§ INSTRUCTIONS FOR THE TASK:
Each line containing the word "while" should be found and copied.

§ TASK INPUT:
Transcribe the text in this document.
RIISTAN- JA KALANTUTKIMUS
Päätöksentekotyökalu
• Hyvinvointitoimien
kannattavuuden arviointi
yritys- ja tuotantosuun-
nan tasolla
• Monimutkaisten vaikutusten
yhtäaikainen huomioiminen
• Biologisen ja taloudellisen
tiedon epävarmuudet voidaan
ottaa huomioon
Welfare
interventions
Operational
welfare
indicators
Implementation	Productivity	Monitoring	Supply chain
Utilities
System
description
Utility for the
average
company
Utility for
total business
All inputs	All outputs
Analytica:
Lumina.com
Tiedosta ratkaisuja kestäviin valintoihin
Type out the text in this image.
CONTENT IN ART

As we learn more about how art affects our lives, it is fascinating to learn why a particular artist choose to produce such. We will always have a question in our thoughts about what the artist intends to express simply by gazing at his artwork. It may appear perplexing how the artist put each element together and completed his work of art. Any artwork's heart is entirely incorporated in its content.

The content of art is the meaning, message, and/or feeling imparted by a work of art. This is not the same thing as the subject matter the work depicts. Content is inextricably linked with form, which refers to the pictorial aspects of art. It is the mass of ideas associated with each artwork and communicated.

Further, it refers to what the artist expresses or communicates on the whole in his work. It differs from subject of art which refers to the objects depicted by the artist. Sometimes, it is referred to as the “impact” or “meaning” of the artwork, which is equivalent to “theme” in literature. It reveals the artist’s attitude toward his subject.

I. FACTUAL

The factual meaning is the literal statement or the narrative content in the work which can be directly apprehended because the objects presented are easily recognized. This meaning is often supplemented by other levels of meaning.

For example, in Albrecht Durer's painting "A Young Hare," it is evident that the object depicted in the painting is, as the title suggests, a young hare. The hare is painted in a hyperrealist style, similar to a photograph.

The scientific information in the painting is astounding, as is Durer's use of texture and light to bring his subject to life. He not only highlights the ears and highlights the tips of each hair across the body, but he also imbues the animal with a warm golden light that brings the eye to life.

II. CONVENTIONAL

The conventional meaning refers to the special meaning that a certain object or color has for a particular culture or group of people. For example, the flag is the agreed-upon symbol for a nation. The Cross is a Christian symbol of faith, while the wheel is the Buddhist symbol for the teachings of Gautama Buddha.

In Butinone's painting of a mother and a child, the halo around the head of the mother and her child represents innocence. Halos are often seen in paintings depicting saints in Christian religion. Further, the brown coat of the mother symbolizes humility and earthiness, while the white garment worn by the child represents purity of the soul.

§ COMPLETED EXERCISE:
The conventional meaning refers to the special meaning that a certain object or color has for a particular culture or group of people. For example, the flag is the agreed-upon symbol for a nation. The Cross is a Christian symbol of faith, while the wheel is the Buddhist symbol for the teachings of Gautama Buddha.
In Butinone's painting of a mother and a child, the halo around the head of the mother and her child represents innocence. Halos are often seen in paintings depicting saints in Christian religion. Further, the brown coat of the mother symbolizes humility and earthiness, while the white garment worn by the child represents purity of the soul.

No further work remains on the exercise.